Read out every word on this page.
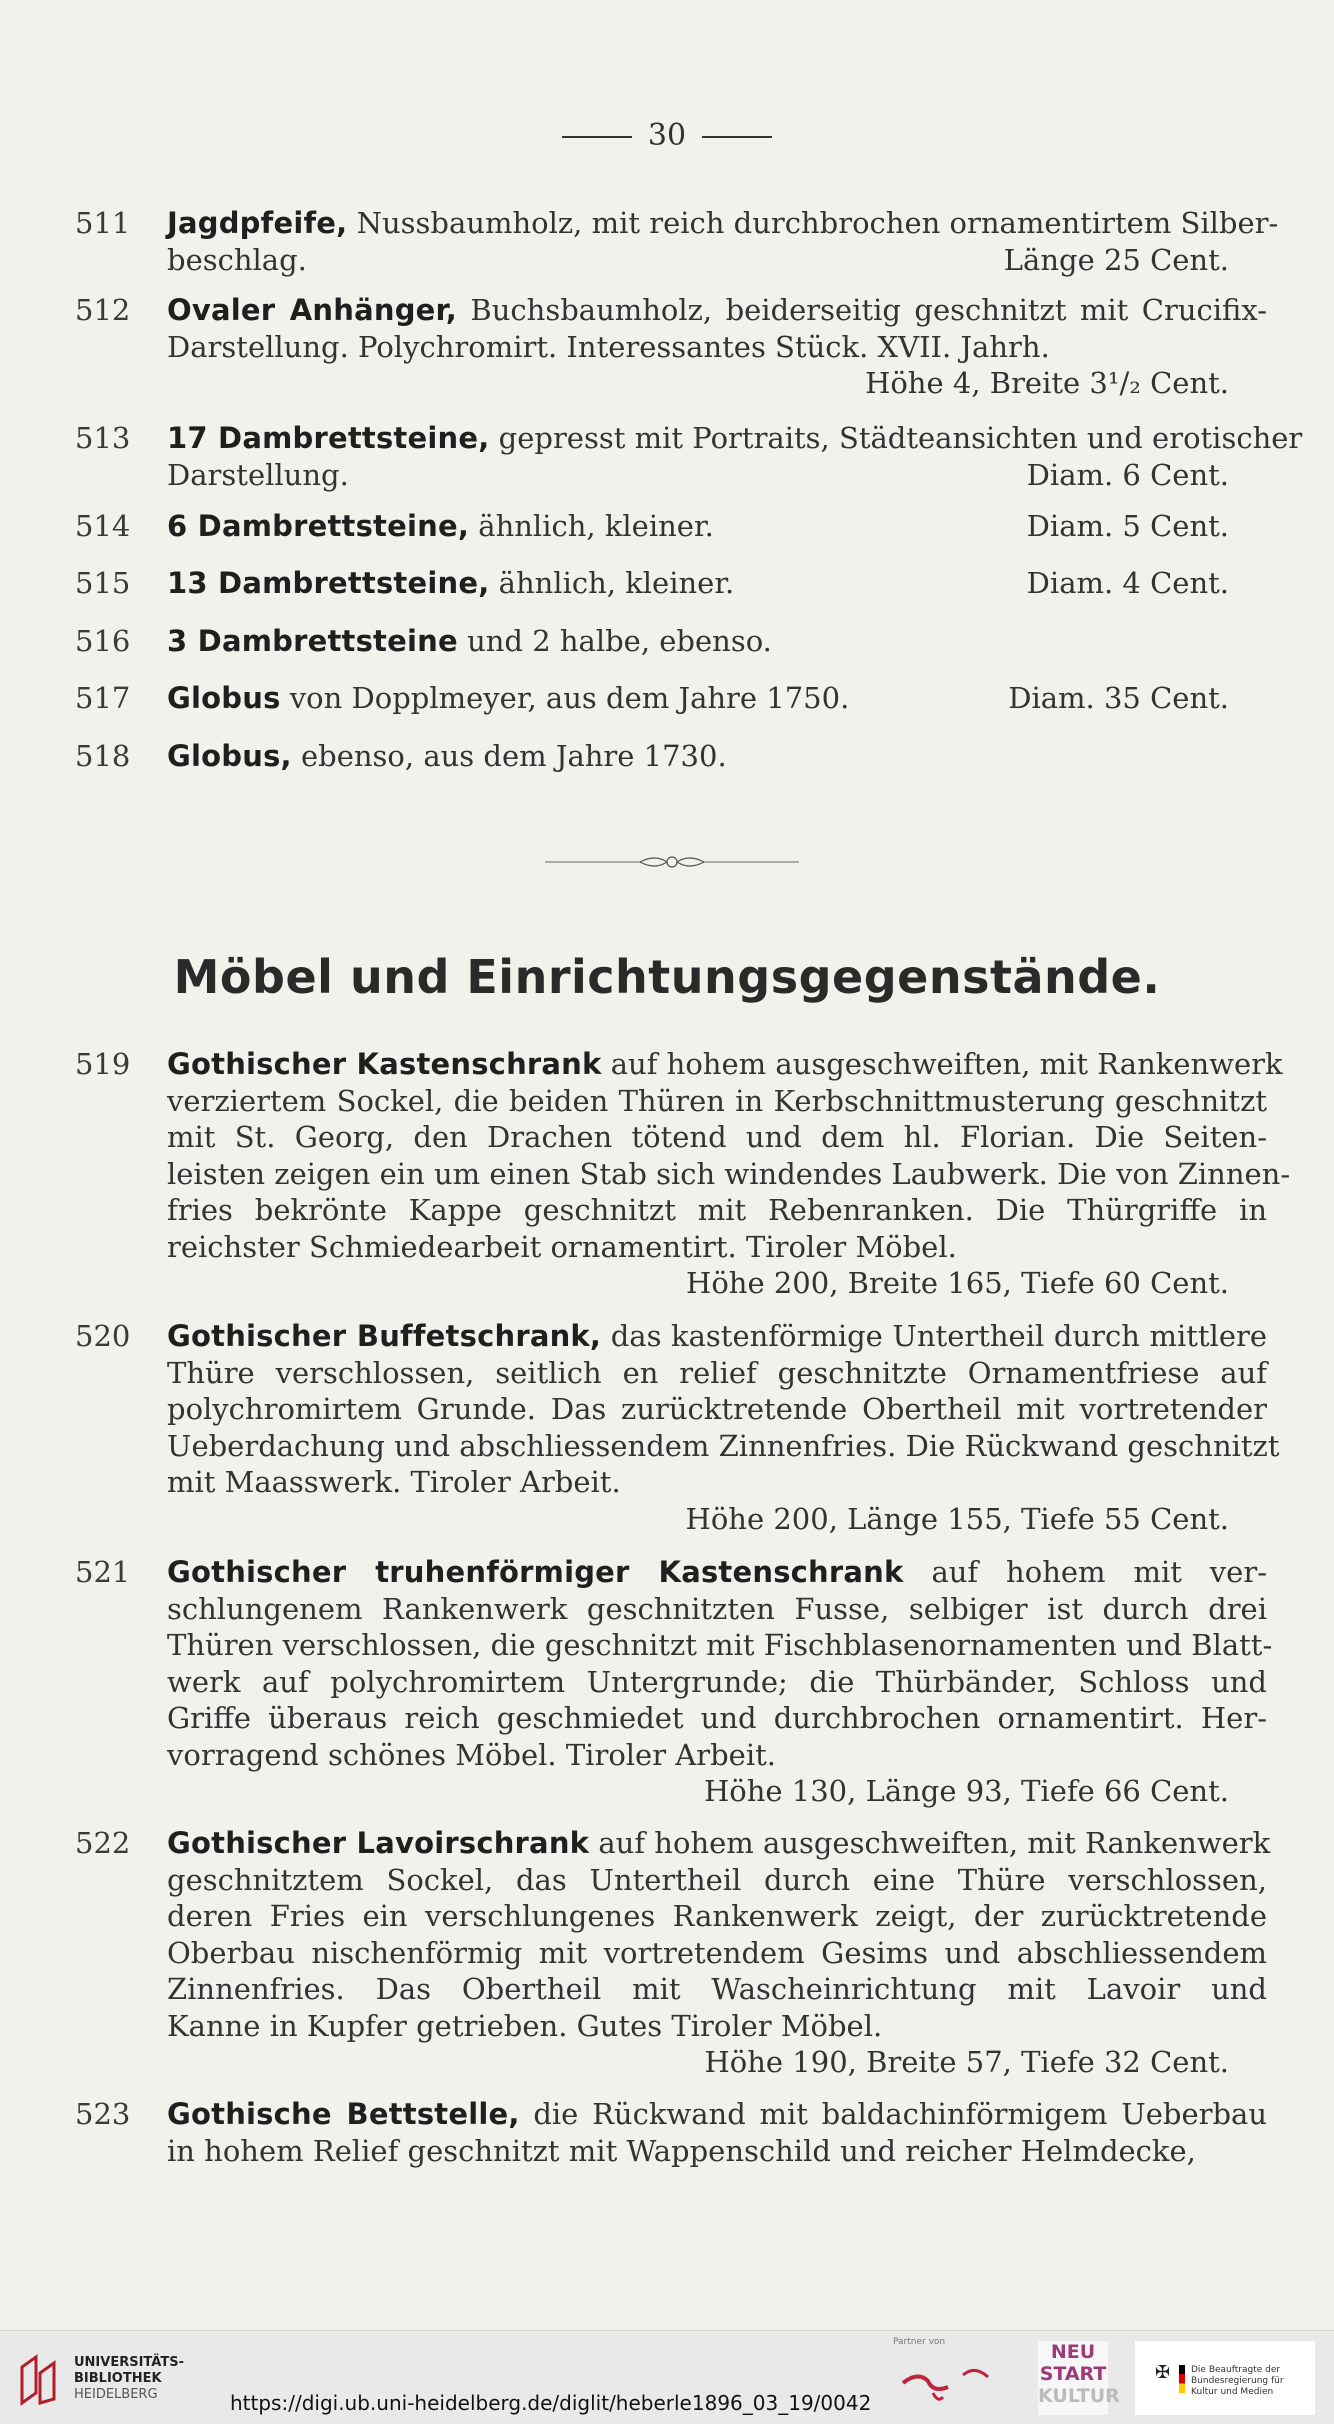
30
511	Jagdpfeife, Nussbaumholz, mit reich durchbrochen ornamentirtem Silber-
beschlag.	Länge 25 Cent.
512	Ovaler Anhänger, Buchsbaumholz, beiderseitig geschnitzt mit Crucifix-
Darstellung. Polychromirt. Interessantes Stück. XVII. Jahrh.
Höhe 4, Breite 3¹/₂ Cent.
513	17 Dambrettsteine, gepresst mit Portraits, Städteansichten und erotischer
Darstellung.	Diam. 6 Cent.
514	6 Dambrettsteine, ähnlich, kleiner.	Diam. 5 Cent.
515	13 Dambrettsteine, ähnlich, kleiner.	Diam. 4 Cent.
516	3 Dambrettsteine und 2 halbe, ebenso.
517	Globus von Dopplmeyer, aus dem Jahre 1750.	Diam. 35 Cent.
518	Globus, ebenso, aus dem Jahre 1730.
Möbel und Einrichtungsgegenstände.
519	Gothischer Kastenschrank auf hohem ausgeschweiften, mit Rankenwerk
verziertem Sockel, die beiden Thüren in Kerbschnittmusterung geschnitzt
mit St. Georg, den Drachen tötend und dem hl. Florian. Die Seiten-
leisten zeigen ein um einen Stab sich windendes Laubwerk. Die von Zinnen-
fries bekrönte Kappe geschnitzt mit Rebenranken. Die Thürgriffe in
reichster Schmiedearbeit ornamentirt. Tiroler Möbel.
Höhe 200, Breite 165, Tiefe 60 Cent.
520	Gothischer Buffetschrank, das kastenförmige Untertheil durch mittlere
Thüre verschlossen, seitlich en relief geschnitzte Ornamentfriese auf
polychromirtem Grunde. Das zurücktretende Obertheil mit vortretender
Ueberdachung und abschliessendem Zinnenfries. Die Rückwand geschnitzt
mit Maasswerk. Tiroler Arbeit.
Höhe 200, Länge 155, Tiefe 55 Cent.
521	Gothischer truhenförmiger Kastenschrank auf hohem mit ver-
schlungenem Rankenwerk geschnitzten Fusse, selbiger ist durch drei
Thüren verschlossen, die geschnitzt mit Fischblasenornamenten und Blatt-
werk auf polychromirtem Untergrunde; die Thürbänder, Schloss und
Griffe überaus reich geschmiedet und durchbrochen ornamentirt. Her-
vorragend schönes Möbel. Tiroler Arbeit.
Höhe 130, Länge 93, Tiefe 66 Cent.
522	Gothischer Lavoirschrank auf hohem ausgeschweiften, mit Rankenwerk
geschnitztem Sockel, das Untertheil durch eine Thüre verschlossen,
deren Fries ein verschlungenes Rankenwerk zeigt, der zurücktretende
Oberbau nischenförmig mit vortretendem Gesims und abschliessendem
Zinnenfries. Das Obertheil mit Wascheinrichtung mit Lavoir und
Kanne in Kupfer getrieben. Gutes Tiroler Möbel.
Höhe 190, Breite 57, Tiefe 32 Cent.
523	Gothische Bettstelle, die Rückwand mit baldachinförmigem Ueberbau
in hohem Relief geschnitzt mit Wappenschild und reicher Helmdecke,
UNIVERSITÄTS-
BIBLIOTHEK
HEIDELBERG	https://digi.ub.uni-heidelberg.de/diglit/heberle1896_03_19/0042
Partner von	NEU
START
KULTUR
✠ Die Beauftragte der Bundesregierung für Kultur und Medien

---

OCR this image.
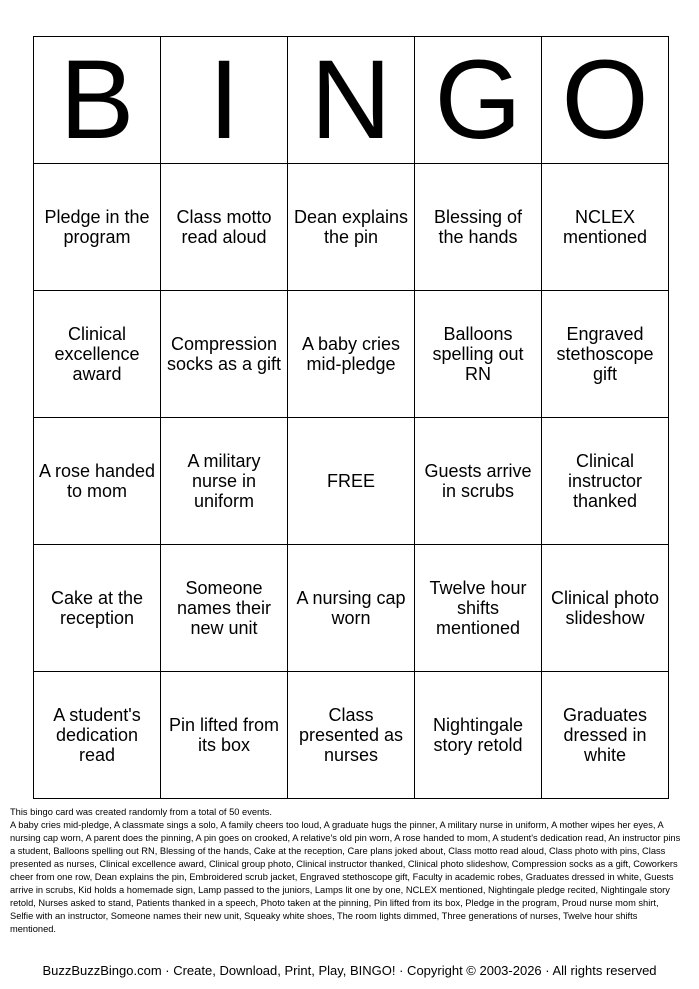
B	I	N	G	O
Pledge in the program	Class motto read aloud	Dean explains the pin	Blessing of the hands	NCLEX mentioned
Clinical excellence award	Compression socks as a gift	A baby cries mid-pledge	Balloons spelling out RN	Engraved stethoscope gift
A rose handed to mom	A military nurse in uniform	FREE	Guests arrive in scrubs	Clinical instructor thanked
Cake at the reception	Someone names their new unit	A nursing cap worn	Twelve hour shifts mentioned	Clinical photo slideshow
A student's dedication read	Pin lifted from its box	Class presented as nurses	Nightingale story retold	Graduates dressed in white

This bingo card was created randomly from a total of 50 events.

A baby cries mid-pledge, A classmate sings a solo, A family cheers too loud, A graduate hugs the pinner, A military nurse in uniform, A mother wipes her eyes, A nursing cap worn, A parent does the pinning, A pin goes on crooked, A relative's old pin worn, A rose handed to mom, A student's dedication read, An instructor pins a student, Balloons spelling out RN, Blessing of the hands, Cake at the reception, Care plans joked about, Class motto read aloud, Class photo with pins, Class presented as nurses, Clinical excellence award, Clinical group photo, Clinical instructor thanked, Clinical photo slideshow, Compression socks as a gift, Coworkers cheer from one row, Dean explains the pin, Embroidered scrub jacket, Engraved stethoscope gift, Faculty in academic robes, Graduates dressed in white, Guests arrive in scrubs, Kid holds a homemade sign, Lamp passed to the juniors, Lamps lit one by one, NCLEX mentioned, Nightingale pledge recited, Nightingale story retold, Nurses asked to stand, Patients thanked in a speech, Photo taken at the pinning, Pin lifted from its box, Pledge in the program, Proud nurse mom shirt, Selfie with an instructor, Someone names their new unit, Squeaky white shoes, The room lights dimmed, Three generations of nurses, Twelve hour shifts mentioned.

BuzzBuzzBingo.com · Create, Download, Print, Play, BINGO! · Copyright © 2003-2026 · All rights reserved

Work task: Within the records above, count the lines that hold the word "Breite" and give only that number.

Answer area: 3